[Dataset records]
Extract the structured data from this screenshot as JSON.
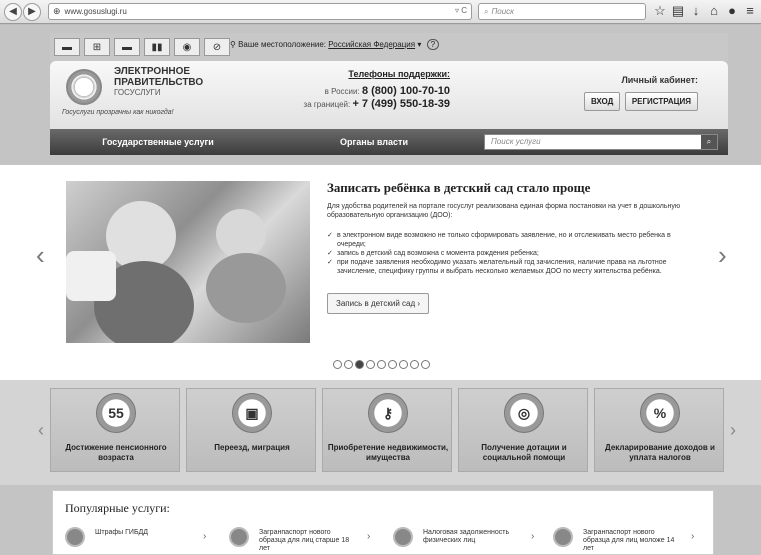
{
  "browser": {
    "back_icon": "back-arrow-icon",
    "forward_icon": "forward-arrow-icon",
    "url": "www.gosuslugi.ru",
    "search_placeholder": "Поиск"
  },
  "toolbar": {
    "location_label": "Ваше местоположение:",
    "location_value": "Российская Федерация",
    "help": "?"
  },
  "header": {
    "brand_line1": "ЭЛЕКТРОННОЕ",
    "brand_line2": "ПРАВИТЕЛЬСТВО",
    "brand_line3": "ГОСУСЛУГИ",
    "tagline": "Госуслуги прозрачны как никогда!",
    "phones_title": "Телефоны поддержки:",
    "phone_ru_label": "в России:",
    "phone_ru": "8 (800) 100-70-10",
    "phone_abroad_label": "за границей:",
    "phone_abroad": "+ 7 (499) 550-18-39",
    "cabinet_title": "Личный кабинет:",
    "login": "ВХОД",
    "register": "РЕГИСТРАЦИЯ"
  },
  "menu": {
    "item1": "Государственные услуги",
    "item2": "Органы власти",
    "search_placeholder": "Поиск услуги"
  },
  "banner": {
    "title": "Записать ребёнка в детский сад стало проще",
    "intro": "Для удобства родителей на портале госуслуг реализована единая форма постановки на учет в дошкольную образовательную организацию (ДОО):",
    "bullets": [
      "в электронном виде возможно не только сформировать заявление, но и отслеживать место ребенка в очереди;",
      "запись в детский сад возможна с момента рождения ребенка;",
      "при подаче заявления необходимо указать желательный год зачисления, наличие права на льготное зачисление, специфику группы и выбрать несколько желаемых ДОО по месту жительства ребёнка."
    ],
    "button": "Запись в детский сад",
    "slide_count": 9,
    "active_slide": 3
  },
  "categories": [
    {
      "label": "Достижение пенсионного возраста",
      "icon": "55"
    },
    {
      "label": "Переезд, миграция",
      "icon": "passport-icon"
    },
    {
      "label": "Приобретение недвижимости, имущества",
      "icon": "keys-icon"
    },
    {
      "label": "Получение дотации и социальной помощи",
      "icon": "lifebuoy-icon"
    },
    {
      "label": "Декларирование доходов и уплата налогов",
      "icon": "%"
    }
  ],
  "popular": {
    "title": "Популярные услуги:",
    "items": [
      {
        "label": "Штрафы ГИБДД"
      },
      {
        "label": "Загранпаспорт нового образца для лиц старше 18 лет"
      },
      {
        "label": "Налоговая задолженность физических лиц"
      },
      {
        "label": "Загранпаспорт нового образца для лиц моложе 14 лет"
      }
    ]
  }
}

**Exercise directions**
In your copy of the listing above, reproduce each line exactly and omit all pictures.

**Completed exercise**
Extract the structured data from this screenshot as JSON.
{
  "browser": {
    "back_icon": "back-arrow-icon",
    "forward_icon": "forward-arrow-icon",
    "url": "www.gosuslugi.ru",
    "search_placeholder": "Поиск"
  },
  "toolbar": {
    "location_label": "Ваше местоположение:",
    "location_value": "Российская Федерация",
    "help": "?"
  },
  "header": {
    "brand_line1": "ЭЛЕКТРОННОЕ",
    "brand_line2": "ПРАВИТЕЛЬСТВО",
    "brand_line3": "ГОСУСЛУГИ",
    "tagline": "Госуслуги прозрачны как никогда!",
    "phones_title": "Телефоны поддержки:",
    "phone_ru_label": "в России:",
    "phone_ru": "8 (800) 100-70-10",
    "phone_abroad_label": "за границей:",
    "phone_abroad": "+ 7 (499) 550-18-39",
    "cabinet_title": "Личный кабинет:",
    "login": "ВХОД",
    "register": "РЕГИСТРАЦИЯ"
  },
  "menu": {
    "item1": "Государственные услуги",
    "item2": "Органы власти",
    "search_placeholder": "Поиск услуги"
  },
  "banner": {
    "title": "Записать ребёнка в детский сад стало проще",
    "intro": "Для удобства родителей на портале госуслуг реализована единая форма постановки на учет в дошкольную образовательную организацию (ДОО):",
    "bullets": [
      "в электронном виде возможно не только сформировать заявление, но и отслеживать место ребенка в очереди;",
      "запись в детский сад возможна с момента рождения ребенка;",
      "при подаче заявления необходимо указать желательный год зачисления, наличие права на льготное зачисление, специфику группы и выбрать несколько желаемых ДОО по месту жительства ребёнка."
    ],
    "button": "Запись в детский сад",
    "slide_count": 9,
    "active_slide": 3
  },
  "categories": [
    {
      "label": "Достижение пенсионного возраста",
      "icon": "55"
    },
    {
      "label": "Переезд, миграция",
      "icon": "passport-icon"
    },
    {
      "label": "Приобретение недвижимости, имущества",
      "icon": "keys-icon"
    },
    {
      "label": "Получение дотации и социальной помощи",
      "icon": "lifebuoy-icon"
    },
    {
      "label": "Декларирование доходов и уплата налогов",
      "icon": "%"
    }
  ],
  "popular": {
    "title": "Популярные услуги:",
    "items": [
      {
        "label": "Штрафы ГИБДД"
      },
      {
        "label": "Загранпаспорт нового образца для лиц старше 18 лет"
      },
      {
        "label": "Налоговая задолженность физических лиц"
      },
      {
        "label": "Загранпаспорт нового образца для лиц моложе 14 лет"
      }
    ]
  }
}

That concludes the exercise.